* _Goal_: Output all records precisely as written.

* _Data supplied_:
* Start *

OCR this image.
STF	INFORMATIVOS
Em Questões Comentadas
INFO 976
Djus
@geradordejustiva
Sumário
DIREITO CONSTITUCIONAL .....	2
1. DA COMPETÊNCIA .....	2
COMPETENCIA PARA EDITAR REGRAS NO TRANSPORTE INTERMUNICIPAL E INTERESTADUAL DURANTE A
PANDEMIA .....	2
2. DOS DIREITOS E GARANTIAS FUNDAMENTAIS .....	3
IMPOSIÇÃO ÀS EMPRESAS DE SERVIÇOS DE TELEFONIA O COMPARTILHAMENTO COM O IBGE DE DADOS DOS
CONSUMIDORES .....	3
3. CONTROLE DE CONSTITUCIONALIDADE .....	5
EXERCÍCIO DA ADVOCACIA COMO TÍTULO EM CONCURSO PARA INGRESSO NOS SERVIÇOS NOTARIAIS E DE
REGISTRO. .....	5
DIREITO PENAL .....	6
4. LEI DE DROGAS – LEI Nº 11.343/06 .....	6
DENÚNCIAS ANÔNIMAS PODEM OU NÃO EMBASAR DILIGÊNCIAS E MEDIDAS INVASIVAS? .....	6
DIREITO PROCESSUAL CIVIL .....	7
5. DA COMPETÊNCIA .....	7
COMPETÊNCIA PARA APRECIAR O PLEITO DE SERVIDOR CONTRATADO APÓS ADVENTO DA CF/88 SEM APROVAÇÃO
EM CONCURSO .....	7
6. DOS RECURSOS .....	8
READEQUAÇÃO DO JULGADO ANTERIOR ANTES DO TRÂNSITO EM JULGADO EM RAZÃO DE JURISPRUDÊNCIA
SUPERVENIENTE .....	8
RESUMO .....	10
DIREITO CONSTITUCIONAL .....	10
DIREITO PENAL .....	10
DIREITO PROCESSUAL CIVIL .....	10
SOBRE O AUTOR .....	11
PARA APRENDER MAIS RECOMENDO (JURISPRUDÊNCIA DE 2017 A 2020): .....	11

* End *

* _Solved problem_:
OCR this image.
STF	INFORMATIVOS
Em Questões Comentadas
INFO 976
Djus
@geradordejustiva
Sumário
DIREITO CONSTITUCIONAL .....	2
1. DA COMPETÊNCIA .....	2
COMPETENCIA PARA EDITAR REGRAS NO TRANSPORTE INTERMUNICIPAL E INTERESTADUAL DURANTE A
PANDEMIA .....	2
2. DOS DIREITOS E GARANTIAS FUNDAMENTAIS .....	3
IMPOSIÇÃO ÀS EMPRESAS DE SERVIÇOS DE TELEFONIA O COMPARTILHAMENTO COM O IBGE DE DADOS DOS
CONSUMIDORES .....	3
3. CONTROLE DE CONSTITUCIONALIDADE .....	5
EXERCÍCIO DA ADVOCACIA COMO TÍTULO EM CONCURSO PARA INGRESSO NOS SERVIÇOS NOTARIAIS E DE
REGISTRO. .....	5
DIREITO PENAL .....	6
4. LEI DE DROGAS – LEI Nº 11.343/06 .....	6
DENÚNCIAS ANÔNIMAS PODEM OU NÃO EMBASAR DILIGÊNCIAS E MEDIDAS INVASIVAS? .....	6
DIREITO PROCESSUAL CIVIL .....	7
5. DA COMPETÊNCIA .....	7
COMPETÊNCIA PARA APRECIAR O PLEITO DE SERVIDOR CONTRATADO APÓS ADVENTO DA CF/88 SEM APROVAÇÃO
EM CONCURSO .....	7
6. DOS RECURSOS .....	8
READEQUAÇÃO DO JULGADO ANTERIOR ANTES DO TRÂNSITO EM JULGADO EM RAZÃO DE JURISPRUDÊNCIA
SUPERVENIENTE .....	8
RESUMO .....	10
DIREITO CONSTITUCIONAL .....	10
DIREITO PENAL .....	10
DIREITO PROCESSUAL CIVIL .....	10
SOBRE O AUTOR .....	11
PARA APRENDER MAIS RECOMENDO (JURISPRUDÊNCIA DE 2017 A 2020): .....	11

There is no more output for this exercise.